**Required task**
Below is a set of records. Repeat all of them exactly.
****************************************
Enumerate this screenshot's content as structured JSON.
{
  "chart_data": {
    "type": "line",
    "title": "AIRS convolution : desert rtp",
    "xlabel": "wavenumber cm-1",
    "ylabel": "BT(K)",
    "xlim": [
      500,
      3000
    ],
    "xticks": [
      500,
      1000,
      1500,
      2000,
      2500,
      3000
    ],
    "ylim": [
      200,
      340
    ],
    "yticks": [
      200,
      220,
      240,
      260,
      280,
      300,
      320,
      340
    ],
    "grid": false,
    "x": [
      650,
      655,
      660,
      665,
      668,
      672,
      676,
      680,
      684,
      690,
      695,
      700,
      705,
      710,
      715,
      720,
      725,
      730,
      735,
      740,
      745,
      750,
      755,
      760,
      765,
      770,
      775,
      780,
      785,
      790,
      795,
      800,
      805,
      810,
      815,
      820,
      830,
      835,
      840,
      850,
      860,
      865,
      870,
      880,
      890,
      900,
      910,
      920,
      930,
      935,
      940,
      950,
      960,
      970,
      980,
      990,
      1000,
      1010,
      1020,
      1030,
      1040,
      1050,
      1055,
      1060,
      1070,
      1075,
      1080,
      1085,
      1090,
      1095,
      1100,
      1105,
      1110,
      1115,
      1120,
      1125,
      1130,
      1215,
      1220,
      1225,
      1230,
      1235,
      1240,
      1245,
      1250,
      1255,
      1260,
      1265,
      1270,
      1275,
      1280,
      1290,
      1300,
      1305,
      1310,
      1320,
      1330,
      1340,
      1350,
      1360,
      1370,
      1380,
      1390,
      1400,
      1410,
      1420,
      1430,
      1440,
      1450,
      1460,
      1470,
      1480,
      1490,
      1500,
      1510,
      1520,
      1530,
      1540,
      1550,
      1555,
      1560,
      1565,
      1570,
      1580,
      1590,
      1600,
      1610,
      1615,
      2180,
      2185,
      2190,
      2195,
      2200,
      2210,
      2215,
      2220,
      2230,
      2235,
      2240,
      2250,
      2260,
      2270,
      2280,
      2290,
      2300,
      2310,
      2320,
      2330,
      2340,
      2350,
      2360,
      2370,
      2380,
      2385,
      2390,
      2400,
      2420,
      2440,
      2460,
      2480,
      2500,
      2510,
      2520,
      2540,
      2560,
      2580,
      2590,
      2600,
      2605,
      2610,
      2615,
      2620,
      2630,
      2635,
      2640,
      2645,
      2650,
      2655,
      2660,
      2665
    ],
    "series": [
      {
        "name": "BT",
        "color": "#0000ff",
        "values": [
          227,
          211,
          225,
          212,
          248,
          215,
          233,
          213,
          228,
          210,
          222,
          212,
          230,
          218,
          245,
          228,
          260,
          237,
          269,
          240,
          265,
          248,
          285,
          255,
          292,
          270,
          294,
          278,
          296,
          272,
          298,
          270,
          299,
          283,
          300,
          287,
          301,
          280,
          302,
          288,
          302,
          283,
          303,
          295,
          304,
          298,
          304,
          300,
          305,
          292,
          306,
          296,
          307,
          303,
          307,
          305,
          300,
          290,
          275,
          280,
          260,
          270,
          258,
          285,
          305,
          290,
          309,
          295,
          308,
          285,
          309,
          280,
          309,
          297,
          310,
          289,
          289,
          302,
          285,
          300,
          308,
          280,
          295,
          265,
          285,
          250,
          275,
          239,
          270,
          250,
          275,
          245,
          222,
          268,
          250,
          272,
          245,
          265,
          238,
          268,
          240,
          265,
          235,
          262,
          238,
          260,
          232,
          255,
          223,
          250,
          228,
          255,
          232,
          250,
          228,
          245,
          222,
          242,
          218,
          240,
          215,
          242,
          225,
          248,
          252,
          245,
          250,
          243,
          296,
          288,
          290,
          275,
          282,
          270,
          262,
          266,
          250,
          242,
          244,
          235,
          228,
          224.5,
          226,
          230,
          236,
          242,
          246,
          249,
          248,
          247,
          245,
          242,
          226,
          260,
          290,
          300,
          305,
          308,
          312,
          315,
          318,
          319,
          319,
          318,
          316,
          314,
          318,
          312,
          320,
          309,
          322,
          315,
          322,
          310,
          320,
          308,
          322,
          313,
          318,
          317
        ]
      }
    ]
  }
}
****************************************
**Full response**
Enumerate this screenshot's content as structured JSON.
{
  "chart_data": {
    "type": "line",
    "title": "AIRS convolution : desert rtp",
    "xlabel": "wavenumber cm-1",
    "ylabel": "BT(K)",
    "xlim": [
      500,
      3000
    ],
    "xticks": [
      500,
      1000,
      1500,
      2000,
      2500,
      3000
    ],
    "ylim": [
      200,
      340
    ],
    "yticks": [
      200,
      220,
      240,
      260,
      280,
      300,
      320,
      340
    ],
    "grid": false,
    "x": [
      650,
      655,
      660,
      665,
      668,
      672,
      676,
      680,
      684,
      690,
      695,
      700,
      705,
      710,
      715,
      720,
      725,
      730,
      735,
      740,
      745,
      750,
      755,
      760,
      765,
      770,
      775,
      780,
      785,
      790,
      795,
      800,
      805,
      810,
      815,
      820,
      830,
      835,
      840,
      850,
      860,
      865,
      870,
      880,
      890,
      900,
      910,
      920,
      930,
      935,
      940,
      950,
      960,
      970,
      980,
      990,
      1000,
      1010,
      1020,
      1030,
      1040,
      1050,
      1055,
      1060,
      1070,
      1075,
      1080,
      1085,
      1090,
      1095,
      1100,
      1105,
      1110,
      1115,
      1120,
      1125,
      1130,
      1215,
      1220,
      1225,
      1230,
      1235,
      1240,
      1245,
      1250,
      1255,
      1260,
      1265,
      1270,
      1275,
      1280,
      1290,
      1300,
      1305,
      1310,
      1320,
      1330,
      1340,
      1350,
      1360,
      1370,
      1380,
      1390,
      1400,
      1410,
      1420,
      1430,
      1440,
      1450,
      1460,
      1470,
      1480,
      1490,
      1500,
      1510,
      1520,
      1530,
      1540,
      1550,
      1555,
      1560,
      1565,
      1570,
      1580,
      1590,
      1600,
      1610,
      1615,
      2180,
      2185,
      2190,
      2195,
      2200,
      2210,
      2215,
      2220,
      2230,
      2235,
      2240,
      2250,
      2260,
      2270,
      2280,
      2290,
      2300,
      2310,
      2320,
      2330,
      2340,
      2350,
      2360,
      2370,
      2380,
      2385,
      2390,
      2400,
      2420,
      2440,
      2460,
      2480,
      2500,
      2510,
      2520,
      2540,
      2560,
      2580,
      2590,
      2600,
      2605,
      2610,
      2615,
      2620,
      2630,
      2635,
      2640,
      2645,
      2650,
      2655,
      2660,
      2665
    ],
    "series": [
      {
        "name": "BT",
        "color": "#0000ff",
        "values": [
          227,
          211,
          225,
          212,
          248,
          215,
          233,
          213,
          228,
          210,
          222,
          212,
          230,
          218,
          245,
          228,
          260,
          237,
          269,
          240,
          265,
          248,
          285,
          255,
          292,
          270,
          294,
          278,
          296,
          272,
          298,
          270,
          299,
          283,
          300,
          287,
          301,
          280,
          302,
          288,
          302,
          283,
          303,
          295,
          304,
          298,
          304,
          300,
          305,
          292,
          306,
          296,
          307,
          303,
          307,
          305,
          300,
          290,
          275,
          280,
          260,
          270,
          258,
          285,
          305,
          290,
          309,
          295,
          308,
          285,
          309,
          280,
          309,
          297,
          310,
          289,
          289,
          302,
          285,
          300,
          308,
          280,
          295,
          265,
          285,
          250,
          275,
          239,
          270,
          250,
          275,
          245,
          222,
          268,
          250,
          272,
          245,
          265,
          238,
          268,
          240,
          265,
          235,
          262,
          238,
          260,
          232,
          255,
          223,
          250,
          228,
          255,
          232,
          250,
          228,
          245,
          222,
          242,
          218,
          240,
          215,
          242,
          225,
          248,
          252,
          245,
          250,
          243,
          296,
          288,
          290,
          275,
          282,
          270,
          262,
          266,
          250,
          242,
          244,
          235,
          228,
          224.5,
          226,
          230,
          236,
          242,
          246,
          249,
          248,
          247,
          245,
          242,
          226,
          260,
          290,
          300,
          305,
          308,
          312,
          315,
          318,
          319,
          319,
          318,
          316,
          314,
          318,
          312,
          320,
          309,
          322,
          315,
          322,
          310,
          320,
          308,
          322,
          313,
          318,
          317
        ]
      }
    ]
  }
}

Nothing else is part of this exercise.